Baijiayi (), also known as baijiapao () and sometimes referred as One hundred families robe, Hundred-Families robe, or One hundred families clothing in English, is a form of Chinese patchwork jacket, particular for male children. The baijiayi is used as a protective talisman for children. It is a traditional Han Chinese custom, which has followed for centuries.

Cultural significance and symbolism 
The baijiayi is a symbol of longevity, and it was one of the ritual procedures of the "One-hundred-day celebration", along with the baijia locks. It is made of donated fabrics, and it was composed of one hundred pieces of fabrics which could be shaped into tessellated squares, triangles, diamonds, rectangles, and hexagons. It could also be embroidered with symbols and motifs which were considered auspicious, such as auspicious clouds, the Chinese zodiac, the bagua and the five poisons.

In the past, due to the lag in health care and education, infant mortality was relatively high. Nevertheless, people believed that an infant's death was due to a ghost. The baijiayi was supposed to protect the child from evil spirits through the use of many donated fabrics of multiple colours. These small pieces of cloth was collected from various local families, which were supposed to represent "hundred families". These pieces of fabrics would symbolize the combined strength of the donators and were believed protect their sons from or ward off evil spirits and ghosts. The mother would receive these pieces of fabrics in order to make the finished baijiayi for her child. The baijiayi could not be taken off until the child reaches one year old.

* ITEMS:
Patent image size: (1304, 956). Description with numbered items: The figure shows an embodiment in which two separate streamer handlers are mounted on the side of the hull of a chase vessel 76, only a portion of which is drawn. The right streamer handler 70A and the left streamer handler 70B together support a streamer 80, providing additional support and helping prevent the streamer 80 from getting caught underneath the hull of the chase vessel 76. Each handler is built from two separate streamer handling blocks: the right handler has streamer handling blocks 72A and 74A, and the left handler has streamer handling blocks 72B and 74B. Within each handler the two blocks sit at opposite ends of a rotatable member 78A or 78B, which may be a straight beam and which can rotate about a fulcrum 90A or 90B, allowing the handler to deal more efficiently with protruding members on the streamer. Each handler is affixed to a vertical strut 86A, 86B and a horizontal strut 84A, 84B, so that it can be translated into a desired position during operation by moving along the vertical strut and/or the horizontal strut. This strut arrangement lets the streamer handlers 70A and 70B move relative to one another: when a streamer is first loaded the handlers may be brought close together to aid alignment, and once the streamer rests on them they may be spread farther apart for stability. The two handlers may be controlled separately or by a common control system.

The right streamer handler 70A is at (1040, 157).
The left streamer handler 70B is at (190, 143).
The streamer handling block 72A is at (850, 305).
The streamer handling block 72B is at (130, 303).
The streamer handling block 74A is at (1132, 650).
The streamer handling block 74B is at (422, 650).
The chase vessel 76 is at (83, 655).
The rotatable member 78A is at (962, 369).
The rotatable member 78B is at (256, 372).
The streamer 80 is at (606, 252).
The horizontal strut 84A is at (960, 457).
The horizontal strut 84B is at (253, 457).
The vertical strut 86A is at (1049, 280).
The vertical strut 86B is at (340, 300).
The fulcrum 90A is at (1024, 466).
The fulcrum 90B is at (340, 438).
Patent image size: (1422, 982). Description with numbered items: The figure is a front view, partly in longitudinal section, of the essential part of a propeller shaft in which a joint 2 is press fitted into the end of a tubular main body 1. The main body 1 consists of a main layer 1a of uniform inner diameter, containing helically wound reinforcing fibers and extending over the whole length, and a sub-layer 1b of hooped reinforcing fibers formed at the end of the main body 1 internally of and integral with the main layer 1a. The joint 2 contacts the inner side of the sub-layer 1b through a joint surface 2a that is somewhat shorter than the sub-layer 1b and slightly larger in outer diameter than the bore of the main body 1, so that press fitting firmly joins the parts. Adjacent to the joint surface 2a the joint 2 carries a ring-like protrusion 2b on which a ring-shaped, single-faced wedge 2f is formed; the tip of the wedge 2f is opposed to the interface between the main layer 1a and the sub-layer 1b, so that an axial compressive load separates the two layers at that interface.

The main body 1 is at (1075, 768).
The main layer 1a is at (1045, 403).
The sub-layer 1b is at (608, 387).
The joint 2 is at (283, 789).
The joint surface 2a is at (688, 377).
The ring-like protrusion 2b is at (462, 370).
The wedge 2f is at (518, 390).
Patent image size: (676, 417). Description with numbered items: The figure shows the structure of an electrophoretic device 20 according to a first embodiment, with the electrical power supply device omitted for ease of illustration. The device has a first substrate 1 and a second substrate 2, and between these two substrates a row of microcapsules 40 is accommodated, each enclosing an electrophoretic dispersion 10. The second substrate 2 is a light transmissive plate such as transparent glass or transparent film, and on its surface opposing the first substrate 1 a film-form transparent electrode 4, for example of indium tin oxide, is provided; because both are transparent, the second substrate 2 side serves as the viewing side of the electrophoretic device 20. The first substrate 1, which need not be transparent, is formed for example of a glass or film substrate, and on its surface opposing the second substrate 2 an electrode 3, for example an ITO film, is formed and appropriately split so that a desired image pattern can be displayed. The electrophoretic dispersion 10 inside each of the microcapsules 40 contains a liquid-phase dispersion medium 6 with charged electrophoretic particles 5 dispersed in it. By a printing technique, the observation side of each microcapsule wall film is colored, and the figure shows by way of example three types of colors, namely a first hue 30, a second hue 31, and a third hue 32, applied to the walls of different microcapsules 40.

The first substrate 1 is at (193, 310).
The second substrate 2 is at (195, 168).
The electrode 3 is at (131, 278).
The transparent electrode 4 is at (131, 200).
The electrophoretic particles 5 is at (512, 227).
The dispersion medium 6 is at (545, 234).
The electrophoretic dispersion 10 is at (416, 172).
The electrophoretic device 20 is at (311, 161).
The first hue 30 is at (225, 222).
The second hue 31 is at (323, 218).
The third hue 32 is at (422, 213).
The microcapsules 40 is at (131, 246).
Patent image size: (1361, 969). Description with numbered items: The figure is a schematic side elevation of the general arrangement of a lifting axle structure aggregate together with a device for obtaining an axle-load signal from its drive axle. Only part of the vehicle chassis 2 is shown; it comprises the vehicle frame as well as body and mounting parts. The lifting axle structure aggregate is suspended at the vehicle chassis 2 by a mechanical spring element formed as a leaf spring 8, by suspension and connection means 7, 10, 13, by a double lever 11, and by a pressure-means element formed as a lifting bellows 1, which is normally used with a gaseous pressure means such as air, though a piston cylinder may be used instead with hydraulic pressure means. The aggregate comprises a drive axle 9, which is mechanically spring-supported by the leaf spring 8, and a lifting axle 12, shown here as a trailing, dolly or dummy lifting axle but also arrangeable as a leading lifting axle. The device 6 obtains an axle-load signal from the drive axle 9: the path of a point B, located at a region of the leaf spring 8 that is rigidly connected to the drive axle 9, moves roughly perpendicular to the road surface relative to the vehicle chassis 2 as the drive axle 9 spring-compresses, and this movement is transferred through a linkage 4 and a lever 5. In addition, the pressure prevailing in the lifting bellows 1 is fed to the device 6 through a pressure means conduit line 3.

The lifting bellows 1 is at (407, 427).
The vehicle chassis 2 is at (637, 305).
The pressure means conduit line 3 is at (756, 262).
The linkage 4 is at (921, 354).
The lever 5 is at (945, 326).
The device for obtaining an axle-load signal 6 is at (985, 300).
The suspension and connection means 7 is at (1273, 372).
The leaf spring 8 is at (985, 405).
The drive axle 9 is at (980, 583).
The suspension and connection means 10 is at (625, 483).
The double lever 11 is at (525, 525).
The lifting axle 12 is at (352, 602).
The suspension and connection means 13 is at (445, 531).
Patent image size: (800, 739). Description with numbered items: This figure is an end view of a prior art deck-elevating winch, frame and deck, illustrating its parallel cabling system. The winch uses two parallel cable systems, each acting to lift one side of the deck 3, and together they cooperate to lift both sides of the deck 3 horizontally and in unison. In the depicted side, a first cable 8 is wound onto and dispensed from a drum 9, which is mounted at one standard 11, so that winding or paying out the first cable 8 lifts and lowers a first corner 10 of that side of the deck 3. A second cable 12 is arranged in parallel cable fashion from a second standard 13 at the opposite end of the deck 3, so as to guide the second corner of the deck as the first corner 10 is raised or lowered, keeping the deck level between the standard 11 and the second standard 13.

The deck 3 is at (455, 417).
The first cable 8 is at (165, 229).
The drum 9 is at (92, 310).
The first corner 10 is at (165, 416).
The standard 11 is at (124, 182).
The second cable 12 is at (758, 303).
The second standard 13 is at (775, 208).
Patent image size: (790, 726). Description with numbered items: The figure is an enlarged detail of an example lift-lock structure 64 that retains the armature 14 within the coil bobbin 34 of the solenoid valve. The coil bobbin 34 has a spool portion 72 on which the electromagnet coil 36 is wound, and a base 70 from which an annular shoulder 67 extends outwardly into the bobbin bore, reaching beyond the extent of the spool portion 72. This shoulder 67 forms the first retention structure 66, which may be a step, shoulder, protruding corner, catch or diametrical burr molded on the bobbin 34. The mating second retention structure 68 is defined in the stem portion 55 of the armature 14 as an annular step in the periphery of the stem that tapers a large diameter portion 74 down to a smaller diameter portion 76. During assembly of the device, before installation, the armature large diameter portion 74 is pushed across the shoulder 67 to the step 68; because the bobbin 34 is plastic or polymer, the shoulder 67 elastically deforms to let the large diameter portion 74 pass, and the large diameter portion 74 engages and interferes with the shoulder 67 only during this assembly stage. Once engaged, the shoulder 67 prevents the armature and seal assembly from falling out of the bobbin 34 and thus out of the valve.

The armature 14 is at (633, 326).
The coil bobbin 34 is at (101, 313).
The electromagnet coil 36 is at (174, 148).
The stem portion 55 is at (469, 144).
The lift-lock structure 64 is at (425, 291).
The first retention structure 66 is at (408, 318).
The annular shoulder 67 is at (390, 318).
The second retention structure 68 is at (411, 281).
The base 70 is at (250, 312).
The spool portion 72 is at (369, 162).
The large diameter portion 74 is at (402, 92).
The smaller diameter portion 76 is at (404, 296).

* WHAT IS BEING ASKED:
Please state, from the text on the baijiayi, the age before which the garment could not be taken off the child.

* SOLUTION:
One year old.